Stored data entries
## Begin

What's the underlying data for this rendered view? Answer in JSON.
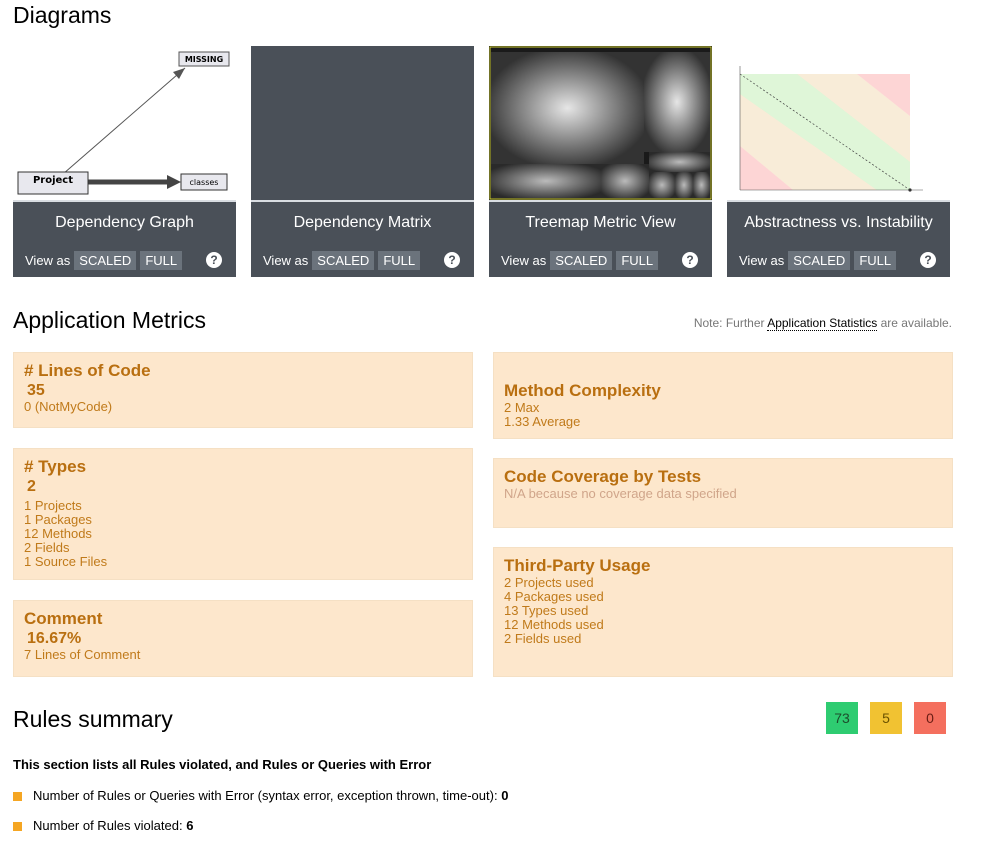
{
  "diagrams": {
    "heading": "Diagrams",
    "view_as": "View as",
    "scaled": "SCALED",
    "full": "FULL",
    "help": "?",
    "cards": [
      {
        "title": "Dependency Graph"
      },
      {
        "title": "Dependency Matrix"
      },
      {
        "title": "Treemap Metric View"
      },
      {
        "title": "Abstractness vs. Instability"
      }
    ],
    "graph_nodes": {
      "missing": "MISSING",
      "project": "Project",
      "classes": "classes"
    }
  },
  "metrics": {
    "heading": "Application Metrics",
    "note_prefix": "Note: Further",
    "note_link": "Application Statistics",
    "note_suffix": "are available.",
    "loc": {
      "title": "# Lines of Code",
      "value": "35",
      "notmycode": "0 (NotMyCode)"
    },
    "types": {
      "title": "# Types",
      "value": "2",
      "rows": [
        "1   Projects",
        "1   Packages",
        "12   Methods",
        "2   Fields",
        "1   Source Files"
      ]
    },
    "comment": {
      "title": "Comment",
      "value": "16.67%",
      "rows": [
        "7   Lines of Comment"
      ]
    },
    "complexity": {
      "title": "Method Complexity",
      "rows": [
        "2   Max",
        "1.33   Average"
      ]
    },
    "coverage": {
      "title": "Code Coverage by Tests",
      "note": "N/A because no coverage data specified"
    },
    "thirdparty": {
      "title": "Third-Party Usage",
      "rows": [
        "2   Projects used",
        "4   Packages used",
        "13   Types used",
        "12   Methods used",
        "2   Fields used"
      ]
    }
  },
  "rules": {
    "heading": "Rules summary",
    "badges": {
      "ok": "73",
      "warn": "5",
      "error": "0"
    },
    "colors": {
      "ok": "#2ecc71",
      "warn": "#f1c232",
      "error": "#f46f5e"
    },
    "intro": "This section lists all Rules violated, and Rules or Queries with Error",
    "item1_label": "Number of Rules or Queries with Error (syntax error, exception thrown, time-out):",
    "item1_value": "0",
    "item2_label": "Number of Rules violated:",
    "item2_value": "6"
  }
}
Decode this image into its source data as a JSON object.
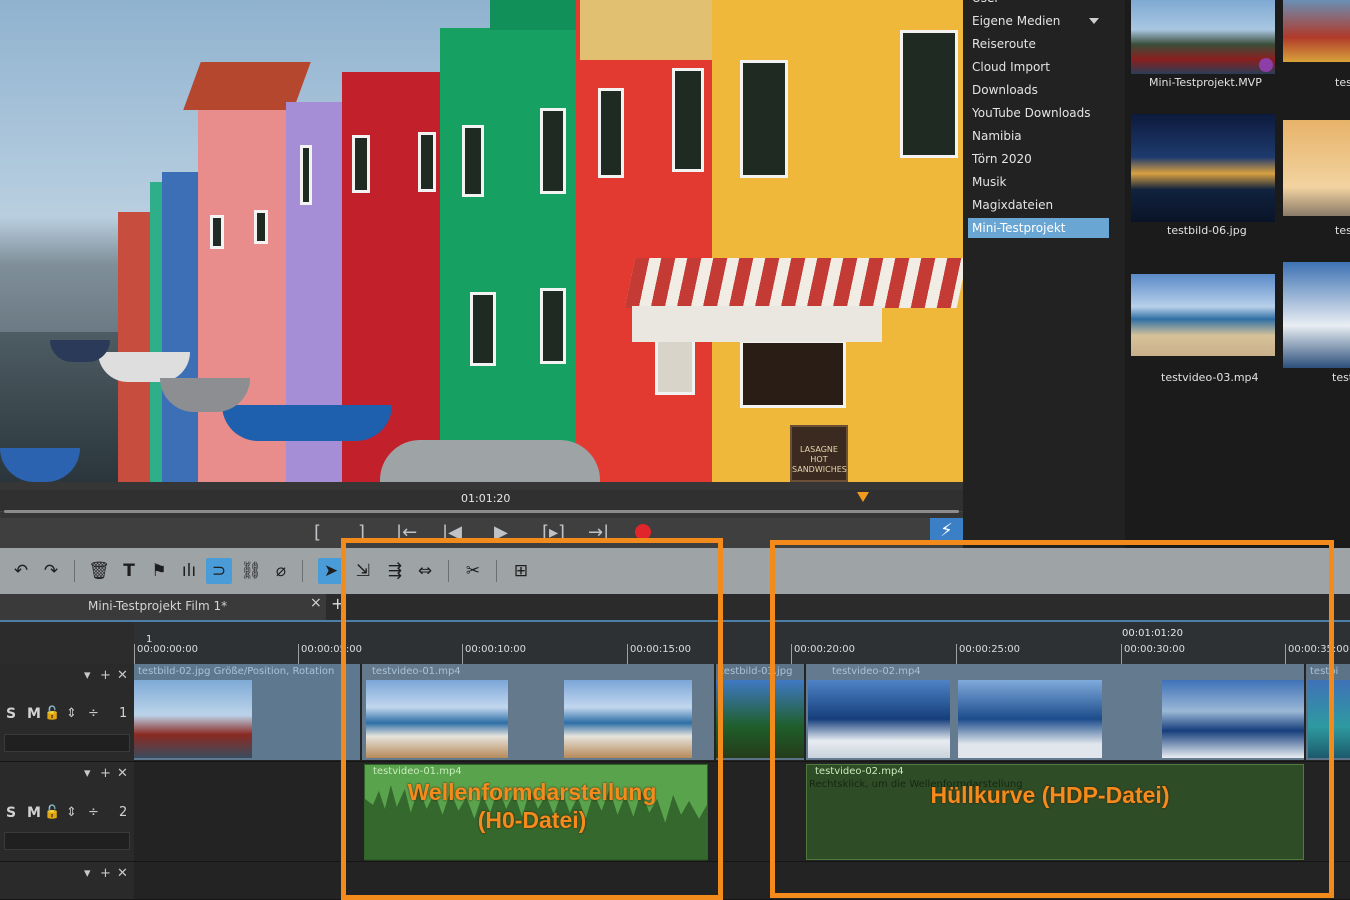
{
  "preview": {
    "timecode": "01:01:20",
    "sign_lines": [
      "LASAGNE",
      "HOT",
      "SANDWICHES"
    ]
  },
  "transport": {
    "buttons": [
      "[",
      "]",
      "|←",
      "|◀",
      "▶",
      "[▸]",
      "→|"
    ],
    "lightning": "⚡"
  },
  "media_pool": {
    "folder_partial": "User",
    "folders": [
      "Eigene Medien",
      "Reiseroute",
      "Cloud Import",
      "Downloads",
      "YouTube Downloads",
      "Namibia",
      "Törn 2020",
      "Musik",
      "Magixdateien",
      "Mini-Testprojekt"
    ],
    "active_folder": "Mini-Testprojekt",
    "thumbs": [
      {
        "label": "Mini-Testprojekt.MVP"
      },
      {
        "label": "testbil"
      },
      {
        "label": "testbild-06.jpg"
      },
      {
        "label": "testbil"
      },
      {
        "label": "testvideo-03.mp4"
      },
      {
        "label": "testvid"
      }
    ]
  },
  "toolbar": {
    "icons": [
      "undo-icon",
      "redo-icon",
      "delete-icon",
      "title-icon",
      "marker-icon",
      "level-icon",
      "magnet-icon",
      "link-icon",
      "unlink-icon",
      "pointer-icon",
      "pointer-range-icon",
      "pointer-track-icon",
      "stretch-icon",
      "razor-icon",
      "insert-icon"
    ]
  },
  "tabs": {
    "project_tab": "Mini-Testprojekt Film 1*",
    "close": "×",
    "add": "+"
  },
  "ruler": {
    "marker_label": "1",
    "current_time": "00:01:01:20",
    "ticks": [
      "00:00:00:00",
      "00:00:05:00",
      "00:00:10:00",
      "00:00:15:00",
      "00:00:20:00",
      "00:00:25:00",
      "00:00:30:00",
      "00:00:35:00"
    ]
  },
  "tracks": [
    {
      "number": "1",
      "solo_mute": "S M"
    },
    {
      "number": "2",
      "solo_mute": "S M"
    }
  ],
  "clips": {
    "video": [
      {
        "title": "testbild-02.jpg   Größe/Position, Rotation"
      },
      {
        "title": "testvideo-01.mp4"
      },
      {
        "title": "testbild-03.jpg"
      },
      {
        "title": "testvideo-02.mp4"
      },
      {
        "title": "testbi"
      }
    ],
    "audio": [
      {
        "title": "testvideo-01.mp4"
      },
      {
        "title": "testvideo-02.mp4",
        "hint": "Rechtsklick, um die Wellenformdarstellung"
      }
    ]
  },
  "annotations": {
    "left_line1": "Wellenformdarstellung",
    "left_line2": "(H0-Datei)",
    "right": "Hüllkurve (HDP-Datei)",
    "color": "#f28a1c"
  }
}
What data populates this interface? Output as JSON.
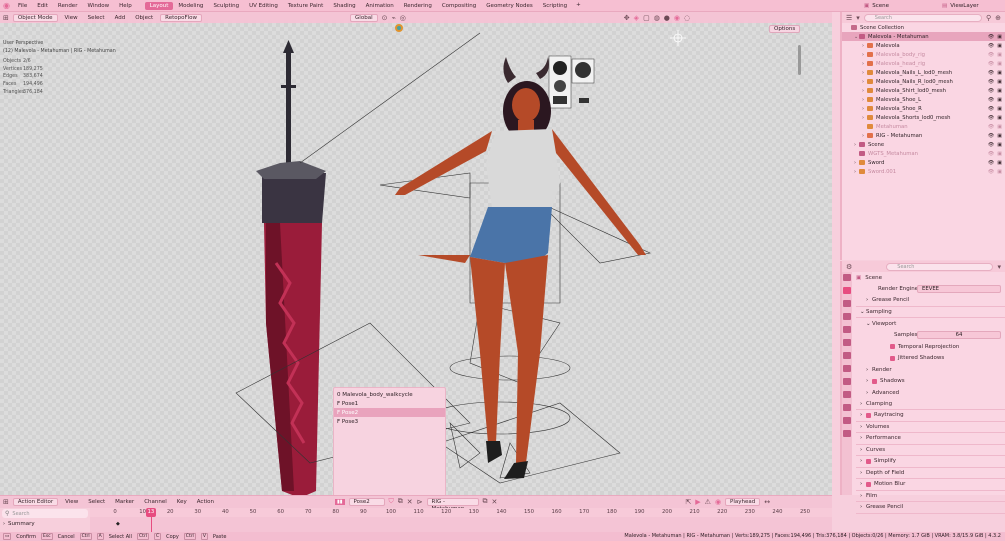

## End

→ What you will do
Make an exact copy of the whole listing, but don't bring over any pictures.

→ The reply
What's the underlying data for this rendered view? Answer in JSON.
{
  "diagrams": {
    "heading": "Diagrams",
    "view_as": "View as",
    "scaled": "SCALED",
    "full": "FULL",
    "help": "?",
    "cards": [
      {
        "title": "Dependency Graph"
      },
      {
        "title": "Dependency Matrix"
      },
      {
        "title": "Treemap Metric View"
      },
      {
        "title": "Abstractness vs. Instability"
      }
    ],
    "graph_nodes": {
      "missing": "MISSING",
      "project": "Project",
      "classes": "classes"
    }
  },
  "metrics": {
    "heading": "Application Metrics",
    "note_prefix": "Note: Further",
    "note_link": "Application Statistics",
    "note_suffix": "are available.",
    "loc": {
      "title": "# Lines of Code",
      "value": "35",
      "notmycode": "0 (NotMyCode)"
    },
    "types": {
      "title": "# Types",
      "value": "2",
      "rows": [
        "1   Projects",
        "1   Packages",
        "12   Methods",
        "2   Fields",
        "1   Source Files"
      ]
    },
    "comment": {
      "title": "Comment",
      "value": "16.67%",
      "rows": [
        "7   Lines of Comment"
      ]
    },
    "complexity": {
      "title": "Method Complexity",
      "rows": [
        "2   Max",
        "1.33   Average"
      ]
    },
    "coverage": {
      "title": "Code Coverage by Tests",
      "note": "N/A because no coverage data specified"
    },
    "thirdparty": {
      "title": "Third-Party Usage",
      "rows": [
        "2   Projects used",
        "4   Packages used",
        "13   Types used",
        "12   Methods used",
        "2   Fields used"
      ]
    }
  },
  "rules": {
    "heading": "Rules summary",
    "badges": {
      "ok": "73",
      "warn": "5",
      "error": "0"
    },
    "colors": {
      "ok": "#2ecc71",
      "warn": "#f1c232",
      "error": "#f46f5e"
    },
    "intro": "This section lists all Rules violated, and Rules or Queries with Error",
    "item1_label": "Number of Rules or Queries with Error (syntax error, exception thrown, time-out):",
    "item1_value": "0",
    "item2_label": "Number of Rules violated:",
    "item2_value": "6"
  }
}
Decode this image into its source data as a JSON object.
{
  "preview": {
    "timecode": "01:01:20",
    "sign_lines": [
      "LASAGNE",
      "HOT",
      "SANDWICHES"
    ]
  },
  "transport": {
    "buttons": [
      "[",
      "]",
      "|←",
      "|◀",
      "▶",
      "[▸]",
      "→|"
    ],
    "lightning": "⚡"
  },
  "media_pool": {
    "folder_partial": "User",
    "folders": [
      "Eigene Medien",
      "Reiseroute",
      "Cloud Import",
      "Downloads",
      "YouTube Downloads",
      "Namibia",
      "Törn 2020",
      "Musik",
      "Magixdateien",
      "Mini-Testprojekt"
    ],
    "active_folder": "Mini-Testprojekt",
    "thumbs": [
      {
        "label": "Mini-Testprojekt.MVP"
      },
      {
        "label": "testbil"
      },
      {
        "label": "testbild-06.jpg"
      },
      {
        "label": "testbil"
      },
      {
        "label": "testvideo-03.mp4"
      },
      {
        "label": "testvid"
      }
    ]
  },
  "toolbar": {
    "icons": [
      "undo-icon",
      "redo-icon",
      "delete-icon",
      "title-icon",
      "marker-icon",
      "level-icon",
      "magnet-icon",
      "link-icon",
      "unlink-icon",
      "pointer-icon",
      "pointer-range-icon",
      "pointer-track-icon",
      "stretch-icon",
      "razor-icon",
      "insert-icon"
    ]
  },
  "tabs": {
    "project_tab": "Mini-Testprojekt Film 1*",
    "close": "×",
    "add": "+"
  },
  "ruler": {
    "marker_label": "1",
    "current_time": "00:01:01:20",
    "ticks": [
      "00:00:00:00",
      "00:00:05:00",
      "00:00:10:00",
      "00:00:15:00",
      "00:00:20:00",
      "00:00:25:00",
      "00:00:30:00",
      "00:00:35:00"
    ]
  },
  "tracks": [
    {
      "number": "1",
      "solo_mute": "S M"
    },
    {
      "number": "2",
      "solo_mute": "S M"
    }
  ],
  "clips": {
    "video": [
      {
        "title": "testbild-02.jpg   Größe/Position, Rotation"
      },
      {
        "title": "testvideo-01.mp4"
      },
      {
        "title": "testbild-03.jpg"
      },
      {
        "title": "testvideo-02.mp4"
      },
      {
        "title": "testbi"
      }
    ],
    "audio": [
      {
        "title": "testvideo-01.mp4"
      },
      {
        "title": "testvideo-02.mp4",
        "hint": "Rechtsklick, um die Wellenformdarstellung"
      }
    ]
  },
  "annotations": {
    "left_line1": "Wellenformdarstellung",
    "left_line2": "(H0-Datei)",
    "right": "Hüllkurve (HDP-Datei)",
    "color": "#f28a1c"
  }
}
What data populates this interface? Output as JSON.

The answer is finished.